> [Aim]:
Only a number is wanted: the count of lines in this listing that contain "your".

> [Recorded information]:
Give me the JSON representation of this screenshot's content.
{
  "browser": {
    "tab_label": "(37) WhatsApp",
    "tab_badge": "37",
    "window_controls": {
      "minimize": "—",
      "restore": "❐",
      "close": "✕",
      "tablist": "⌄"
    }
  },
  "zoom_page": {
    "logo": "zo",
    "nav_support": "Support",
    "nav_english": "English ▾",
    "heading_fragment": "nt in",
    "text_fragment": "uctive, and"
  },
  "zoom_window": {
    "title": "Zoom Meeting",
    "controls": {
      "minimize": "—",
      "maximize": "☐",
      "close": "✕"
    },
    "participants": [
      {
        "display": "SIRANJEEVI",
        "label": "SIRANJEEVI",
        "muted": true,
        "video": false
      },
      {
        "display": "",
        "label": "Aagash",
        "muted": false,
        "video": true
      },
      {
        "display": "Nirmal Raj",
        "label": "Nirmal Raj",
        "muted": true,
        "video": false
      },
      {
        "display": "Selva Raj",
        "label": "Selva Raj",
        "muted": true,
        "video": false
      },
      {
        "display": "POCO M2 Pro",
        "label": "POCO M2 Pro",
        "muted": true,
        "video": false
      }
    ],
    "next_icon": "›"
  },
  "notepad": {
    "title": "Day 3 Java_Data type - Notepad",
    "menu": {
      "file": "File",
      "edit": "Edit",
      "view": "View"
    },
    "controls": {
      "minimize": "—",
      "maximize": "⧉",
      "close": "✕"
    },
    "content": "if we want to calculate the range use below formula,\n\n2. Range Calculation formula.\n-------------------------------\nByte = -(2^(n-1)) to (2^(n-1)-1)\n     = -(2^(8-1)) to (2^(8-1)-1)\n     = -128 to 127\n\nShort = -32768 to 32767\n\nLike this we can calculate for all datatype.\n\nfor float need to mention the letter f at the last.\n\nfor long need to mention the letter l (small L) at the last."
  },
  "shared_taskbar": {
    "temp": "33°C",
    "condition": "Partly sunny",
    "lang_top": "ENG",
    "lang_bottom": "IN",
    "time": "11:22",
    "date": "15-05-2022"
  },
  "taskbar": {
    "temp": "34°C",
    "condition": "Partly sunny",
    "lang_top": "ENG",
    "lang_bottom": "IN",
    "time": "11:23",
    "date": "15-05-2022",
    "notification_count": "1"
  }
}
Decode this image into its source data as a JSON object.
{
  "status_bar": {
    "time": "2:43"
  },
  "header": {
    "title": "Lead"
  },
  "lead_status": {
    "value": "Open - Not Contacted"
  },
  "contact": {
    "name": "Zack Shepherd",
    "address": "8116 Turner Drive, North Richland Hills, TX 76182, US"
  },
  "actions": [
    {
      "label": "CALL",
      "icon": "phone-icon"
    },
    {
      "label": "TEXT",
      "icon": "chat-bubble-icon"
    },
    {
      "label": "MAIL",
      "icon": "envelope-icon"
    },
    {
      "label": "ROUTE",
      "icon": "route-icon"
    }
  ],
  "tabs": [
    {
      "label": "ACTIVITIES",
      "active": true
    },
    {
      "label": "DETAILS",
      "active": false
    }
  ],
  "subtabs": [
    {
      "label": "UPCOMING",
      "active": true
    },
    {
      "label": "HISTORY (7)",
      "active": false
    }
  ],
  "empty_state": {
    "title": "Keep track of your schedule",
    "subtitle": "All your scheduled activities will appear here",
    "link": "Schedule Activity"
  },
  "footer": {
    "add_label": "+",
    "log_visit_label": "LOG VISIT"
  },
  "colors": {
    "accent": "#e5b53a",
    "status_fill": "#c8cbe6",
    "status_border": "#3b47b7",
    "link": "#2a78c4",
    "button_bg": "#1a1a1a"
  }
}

> [Worked solution]:
2